**Set exercise**
Give every line of the data again, unchanged, but with no pictures.

**Exercise materials**
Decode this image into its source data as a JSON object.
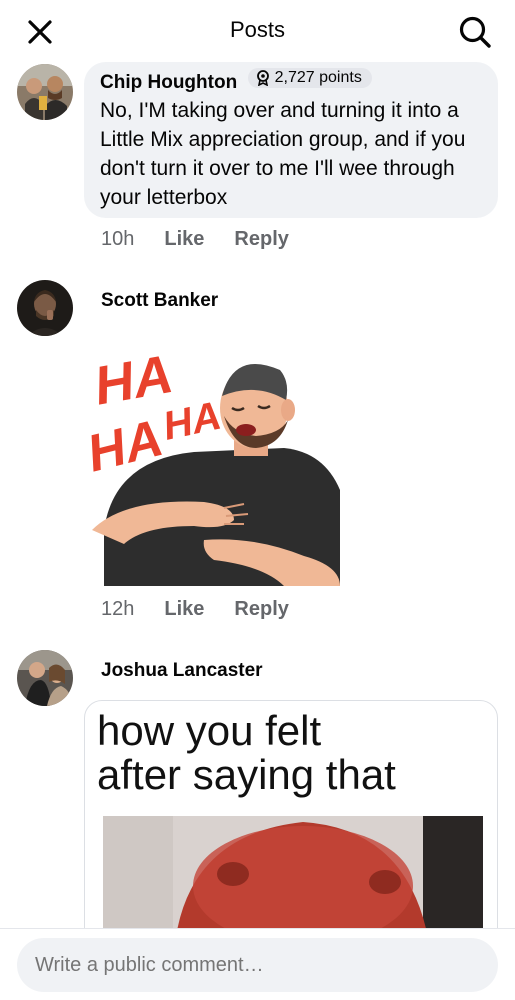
{
  "header": {
    "title": "Posts",
    "close_icon": "close-icon",
    "search_icon": "search-icon"
  },
  "comments": [
    {
      "author": "Chip Houghton",
      "points": "2,727 points",
      "points_icon": "badge-icon",
      "text": "No, I'M taking over and turning it into a Little Mix appreciation group, and if you don't turn it over to me I'll wee through your letterbox",
      "time": "10h",
      "like_label": "Like",
      "reply_label": "Reply"
    },
    {
      "author": "Scott Banker",
      "sticker_text": [
        "HA",
        "HA",
        "HA"
      ],
      "time": "12h",
      "like_label": "Like",
      "reply_label": "Reply"
    },
    {
      "author": "Joshua Lancaster",
      "meme_caption_line1": "how you felt",
      "meme_caption_line2": "after saying that"
    }
  ],
  "composer": {
    "placeholder": "Write a public comment…"
  },
  "colors": {
    "bubble": "#f0f2f5",
    "secondary_text": "#65676b",
    "sticker_red": "#e8412c"
  }
}
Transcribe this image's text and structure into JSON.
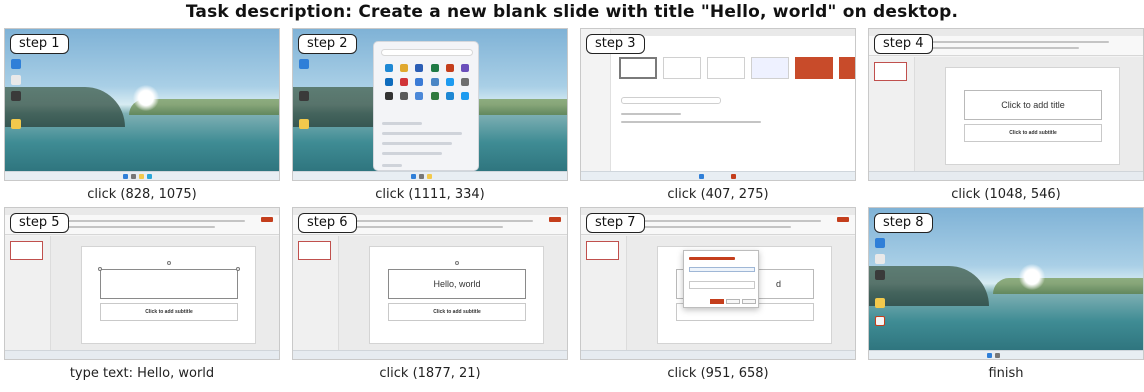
{
  "task_title": "Task description: Create a new blank slide with title \"Hello, world\" on desktop.",
  "steps": [
    {
      "badge": "step 1",
      "caption": "click (828, 1075)"
    },
    {
      "badge": "step 2",
      "caption": "click (1111, 334)"
    },
    {
      "badge": "step 3",
      "caption": "click (407, 275)"
    },
    {
      "badge": "step 4",
      "caption": "click (1048, 546)"
    },
    {
      "badge": "step 5",
      "caption": "type text: Hello, world"
    },
    {
      "badge": "step 6",
      "caption": "click (1877, 21)"
    },
    {
      "badge": "step 7",
      "caption": "click (951, 658)"
    },
    {
      "badge": "step 8",
      "caption": "finish"
    }
  ],
  "slides": {
    "step4_title_placeholder": "Click to add title",
    "subtitle_placeholder": "Click to add subtitle",
    "typed_title": "Hello, world",
    "step7_title_fragment": "d"
  },
  "colors": {
    "office_accent": "#c43e1c",
    "taskbar": "#e8eef3"
  }
}
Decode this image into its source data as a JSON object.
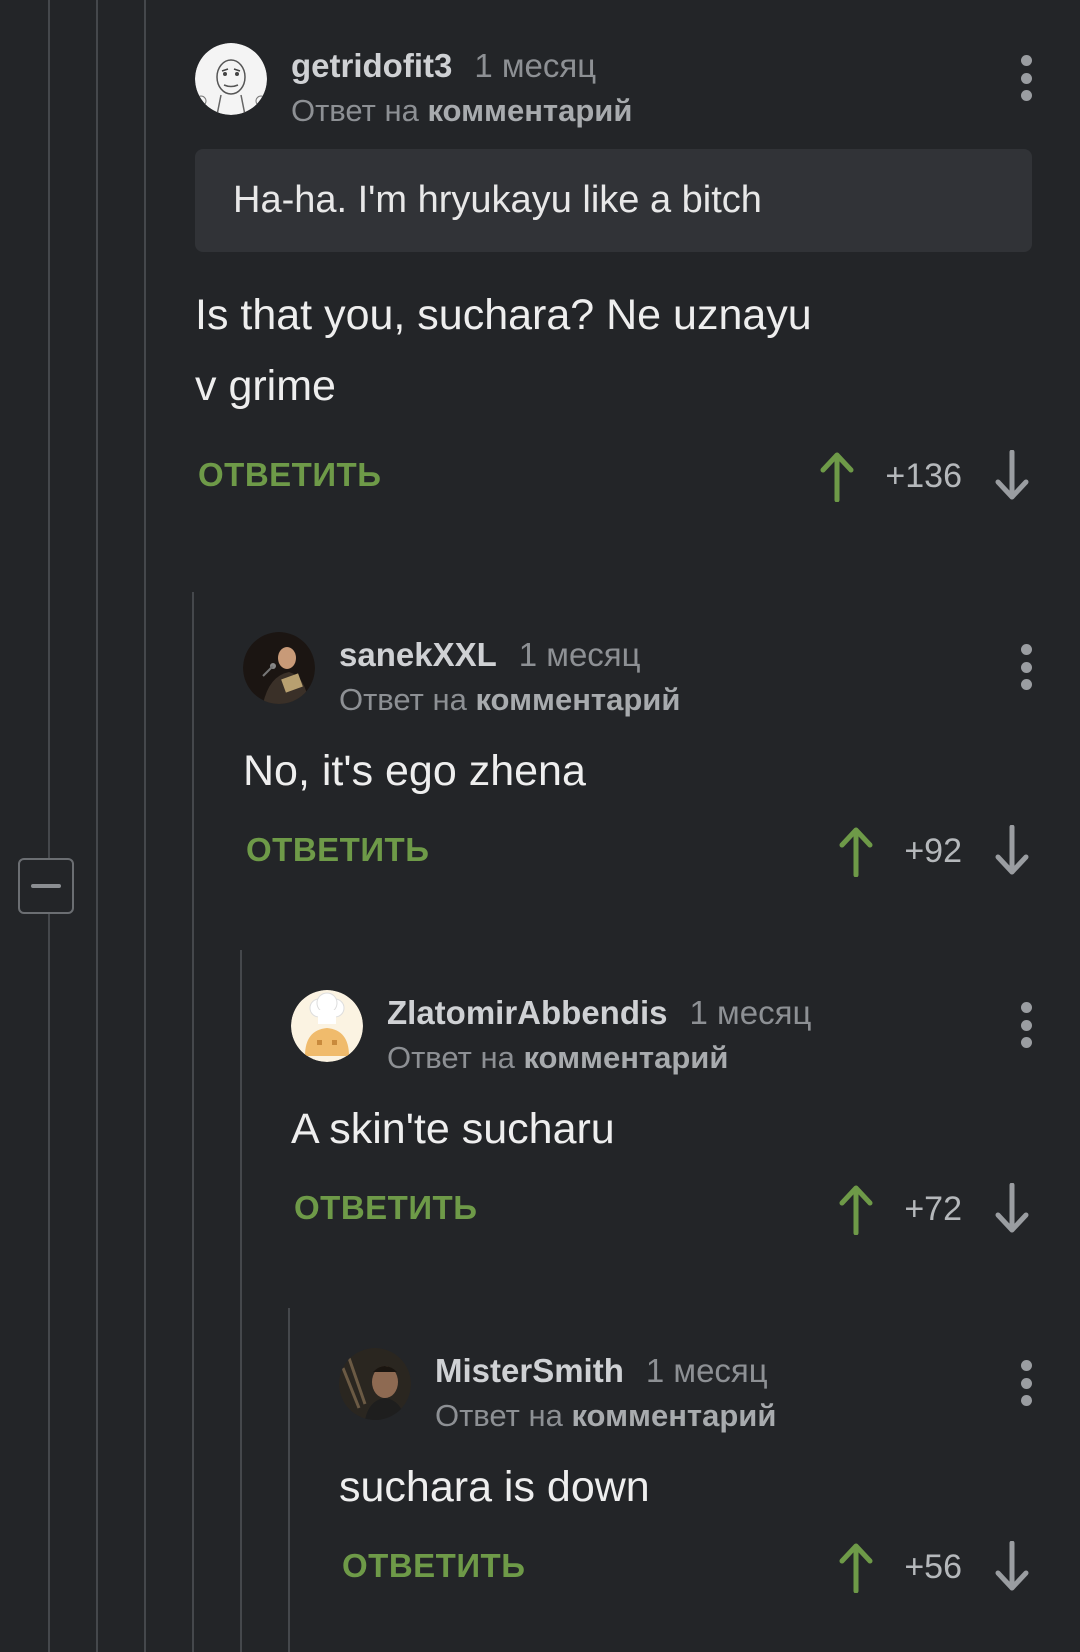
{
  "comments": [
    {
      "author": "getridofit3",
      "time": "1 месяц",
      "reply_prefix": "Ответ на",
      "reply_target": "комментарий",
      "quote": "Ha-ha. I'm hryukayu like a bitch",
      "text_lines": [
        "Is that you, suchara? Ne uznayu",
        "v grime"
      ],
      "reply_label": "ОТВЕТИТЬ",
      "score": "+136",
      "avatar_icon": "troll-face-avatar"
    },
    {
      "author": "sanekXXL",
      "time": "1 месяц",
      "reply_prefix": "Ответ на",
      "reply_target": "комментарий",
      "text_lines": [
        "No, it's ego zhena"
      ],
      "reply_label": "ОТВЕТИТЬ",
      "score": "+92",
      "avatar_icon": "singer-photo-avatar"
    },
    {
      "author": "ZlatomirAbbendis",
      "time": "1 месяц",
      "reply_prefix": "Ответ на",
      "reply_target": "комментарий",
      "text_lines": [
        "A skin'te sucharu"
      ],
      "reply_label": "ОТВЕТИТЬ",
      "score": "+72",
      "avatar_icon": "chef-hat-avatar"
    },
    {
      "author": "MisterSmith",
      "time": "1 месяц",
      "reply_prefix": "Ответ на",
      "reply_target": "комментарий",
      "text_lines": [
        "suchara is down"
      ],
      "reply_label": "ОТВЕТИТЬ",
      "score": "+56",
      "avatar_icon": "man-portrait-avatar"
    }
  ],
  "colors": {
    "background": "#232528",
    "accent_green": "#6e9a48",
    "thread_line": "#45484c"
  }
}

**Completed task**
Decode this image into its source data as a JSON object.
{
  "header": {
    "title": "Posts",
    "close_icon": "close-icon",
    "search_icon": "search-icon"
  },
  "comments": [
    {
      "author": "Chip Houghton",
      "points": "2,727 points",
      "points_icon": "badge-icon",
      "text": "No, I'M taking over and turning it into a Little Mix appreciation group, and if you don't turn it over to me I'll wee through your letterbox",
      "time": "10h",
      "like_label": "Like",
      "reply_label": "Reply"
    },
    {
      "author": "Scott Banker",
      "sticker_text": [
        "HA",
        "HA",
        "HA"
      ],
      "time": "12h",
      "like_label": "Like",
      "reply_label": "Reply"
    },
    {
      "author": "Joshua Lancaster",
      "meme_caption_line1": "how you felt",
      "meme_caption_line2": "after saying that"
    }
  ],
  "composer": {
    "placeholder": "Write a public comment…"
  },
  "colors": {
    "bubble": "#f0f2f5",
    "secondary_text": "#65676b",
    "sticker_red": "#e8412c"
  }
}
Transcribe this image's text and structure into JSON.
{
  "task_title": "Task description: Create a new blank slide with title \"Hello, world\" on desktop.",
  "steps": [
    {
      "badge": "step 1",
      "caption": "click (828, 1075)"
    },
    {
      "badge": "step 2",
      "caption": "click (1111, 334)"
    },
    {
      "badge": "step 3",
      "caption": "click (407, 275)"
    },
    {
      "badge": "step 4",
      "caption": "click (1048, 546)"
    },
    {
      "badge": "step 5",
      "caption": "type text: Hello, world"
    },
    {
      "badge": "step 6",
      "caption": "click (1877, 21)"
    },
    {
      "badge": "step 7",
      "caption": "click (951, 658)"
    },
    {
      "badge": "step 8",
      "caption": "finish"
    }
  ],
  "slides": {
    "step4_title_placeholder": "Click to add title",
    "subtitle_placeholder": "Click to add subtitle",
    "typed_title": "Hello, world",
    "step7_title_fragment": "d"
  },
  "colors": {
    "office_accent": "#c43e1c",
    "taskbar": "#e8eef3"
  }
}
Decode this image into its source data as a JSON object.
{
  "comments": [
    {
      "author": "getridofit3",
      "time": "1 месяц",
      "reply_prefix": "Ответ на",
      "reply_target": "комментарий",
      "quote": "Ha-ha. I'm hryukayu like a bitch",
      "text_lines": [
        "Is that you, suchara? Ne uznayu",
        "v grime"
      ],
      "reply_label": "ОТВЕТИТЬ",
      "score": "+136",
      "avatar_icon": "troll-face-avatar"
    },
    {
      "author": "sanekXXL",
      "time": "1 месяц",
      "reply_prefix": "Ответ на",
      "reply_target": "комментарий",
      "text_lines": [
        "No, it's ego zhena"
      ],
      "reply_label": "ОТВЕТИТЬ",
      "score": "+92",
      "avatar_icon": "singer-photo-avatar"
    },
    {
      "author": "ZlatomirAbbendis",
      "time": "1 месяц",
      "reply_prefix": "Ответ на",
      "reply_target": "комментарий",
      "text_lines": [
        "A skin'te sucharu"
      ],
      "reply_label": "ОТВЕТИТЬ",
      "score": "+72",
      "avatar_icon": "chef-hat-avatar"
    },
    {
      "author": "MisterSmith",
      "time": "1 месяц",
      "reply_prefix": "Ответ на",
      "reply_target": "комментарий",
      "text_lines": [
        "suchara is down"
      ],
      "reply_label": "ОТВЕТИТЬ",
      "score": "+56",
      "avatar_icon": "man-portrait-avatar"
    }
  ],
  "colors": {
    "background": "#232528",
    "accent_green": "#6e9a48",
    "thread_line": "#45484c"
  }
}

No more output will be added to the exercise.